Transcription dataset entries

_____

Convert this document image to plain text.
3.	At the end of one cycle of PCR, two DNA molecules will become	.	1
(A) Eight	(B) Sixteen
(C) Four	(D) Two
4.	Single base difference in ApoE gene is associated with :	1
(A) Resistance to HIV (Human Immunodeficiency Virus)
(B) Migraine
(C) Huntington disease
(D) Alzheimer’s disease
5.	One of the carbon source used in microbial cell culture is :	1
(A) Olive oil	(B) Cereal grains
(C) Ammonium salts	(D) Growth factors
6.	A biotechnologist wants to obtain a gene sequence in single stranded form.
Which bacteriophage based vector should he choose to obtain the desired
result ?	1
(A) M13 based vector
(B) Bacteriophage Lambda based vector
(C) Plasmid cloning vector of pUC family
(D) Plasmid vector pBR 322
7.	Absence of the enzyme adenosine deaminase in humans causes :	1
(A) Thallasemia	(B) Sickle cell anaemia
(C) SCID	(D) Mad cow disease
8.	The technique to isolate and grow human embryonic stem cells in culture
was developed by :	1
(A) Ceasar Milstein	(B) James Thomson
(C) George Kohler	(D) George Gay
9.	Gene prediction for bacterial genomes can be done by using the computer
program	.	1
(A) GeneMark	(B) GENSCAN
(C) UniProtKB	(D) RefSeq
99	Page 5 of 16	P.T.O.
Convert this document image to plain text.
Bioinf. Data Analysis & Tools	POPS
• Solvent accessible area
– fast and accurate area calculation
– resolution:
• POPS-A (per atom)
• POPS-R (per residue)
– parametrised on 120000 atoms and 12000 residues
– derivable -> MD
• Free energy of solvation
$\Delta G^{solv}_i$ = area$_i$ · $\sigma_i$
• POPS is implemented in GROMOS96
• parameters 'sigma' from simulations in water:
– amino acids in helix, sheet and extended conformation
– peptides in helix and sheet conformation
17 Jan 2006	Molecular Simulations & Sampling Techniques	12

_____

Work to be completed: Pull each line containing "area" from the records.

Reply:
• Solvent accessible area
– fast and accurate area calculation
$\Delta G^{solv}_i$ = area$_i$ · $\sigma_i$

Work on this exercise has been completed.